- SHORT PROBLEM: Each entry below must be repeated exactly, with pictures left out.

══ RAW RECORDS ══

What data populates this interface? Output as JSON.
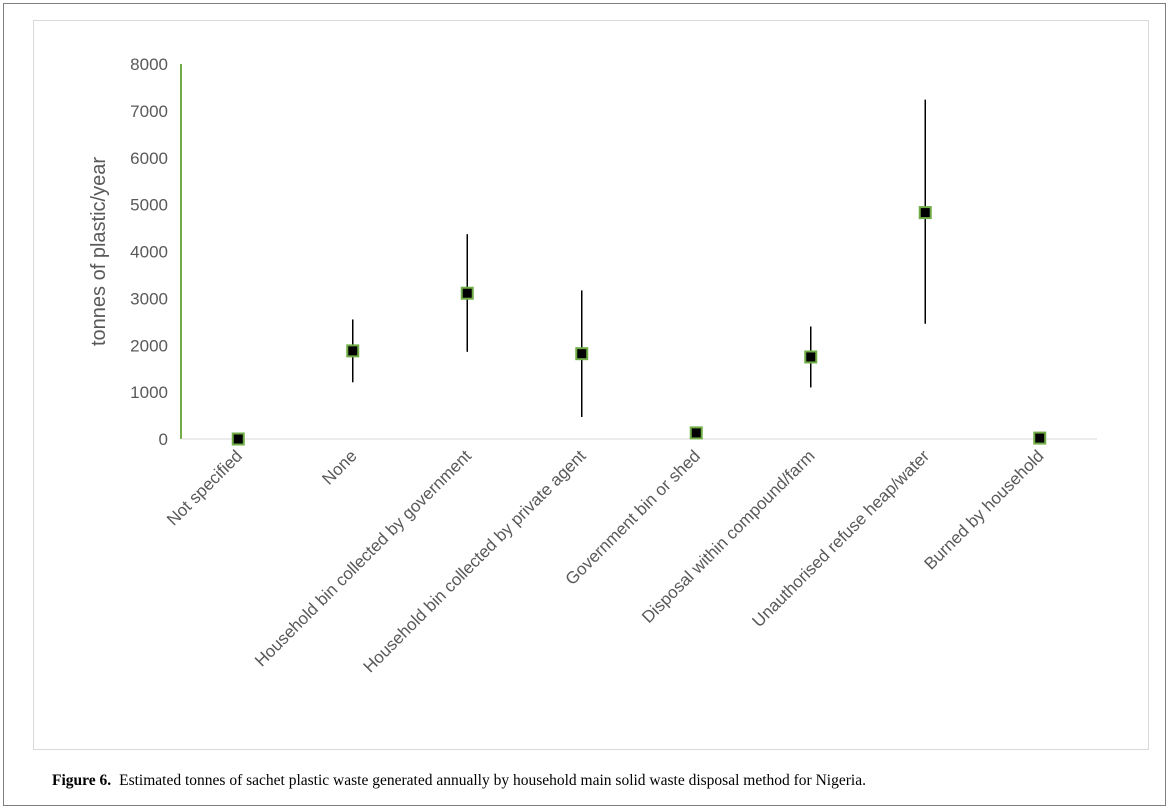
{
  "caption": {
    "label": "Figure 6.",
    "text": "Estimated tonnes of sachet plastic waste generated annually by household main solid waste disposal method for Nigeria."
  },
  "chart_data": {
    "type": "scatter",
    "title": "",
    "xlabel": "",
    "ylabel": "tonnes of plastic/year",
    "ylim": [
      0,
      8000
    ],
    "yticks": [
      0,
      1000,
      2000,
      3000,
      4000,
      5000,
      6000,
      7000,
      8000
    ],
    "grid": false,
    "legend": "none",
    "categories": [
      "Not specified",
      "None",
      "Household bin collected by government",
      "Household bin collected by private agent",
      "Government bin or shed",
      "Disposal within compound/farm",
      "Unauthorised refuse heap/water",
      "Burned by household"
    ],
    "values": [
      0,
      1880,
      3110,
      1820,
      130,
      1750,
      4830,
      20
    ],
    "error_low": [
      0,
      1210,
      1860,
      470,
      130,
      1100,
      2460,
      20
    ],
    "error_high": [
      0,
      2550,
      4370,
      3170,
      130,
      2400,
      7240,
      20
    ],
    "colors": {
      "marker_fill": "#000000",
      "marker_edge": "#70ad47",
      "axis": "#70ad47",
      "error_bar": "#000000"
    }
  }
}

═══

- RESPONSE BELOW:
What data populates this interface? Output as JSON.
{
  "caption": {
    "label": "Figure 6.",
    "text": "Estimated tonnes of sachet plastic waste generated annually by household main solid waste disposal method for Nigeria."
  },
  "chart_data": {
    "type": "scatter",
    "title": "",
    "xlabel": "",
    "ylabel": "tonnes of plastic/year",
    "ylim": [
      0,
      8000
    ],
    "yticks": [
      0,
      1000,
      2000,
      3000,
      4000,
      5000,
      6000,
      7000,
      8000
    ],
    "grid": false,
    "legend": "none",
    "categories": [
      "Not specified",
      "None",
      "Household bin collected by government",
      "Household bin collected by private agent",
      "Government bin or shed",
      "Disposal within compound/farm",
      "Unauthorised refuse heap/water",
      "Burned by household"
    ],
    "values": [
      0,
      1880,
      3110,
      1820,
      130,
      1750,
      4830,
      20
    ],
    "error_low": [
      0,
      1210,
      1860,
      470,
      130,
      1100,
      2460,
      20
    ],
    "error_high": [
      0,
      2550,
      4370,
      3170,
      130,
      2400,
      7240,
      20
    ],
    "colors": {
      "marker_fill": "#000000",
      "marker_edge": "#70ad47",
      "axis": "#70ad47",
      "error_bar": "#000000"
    }
  }
}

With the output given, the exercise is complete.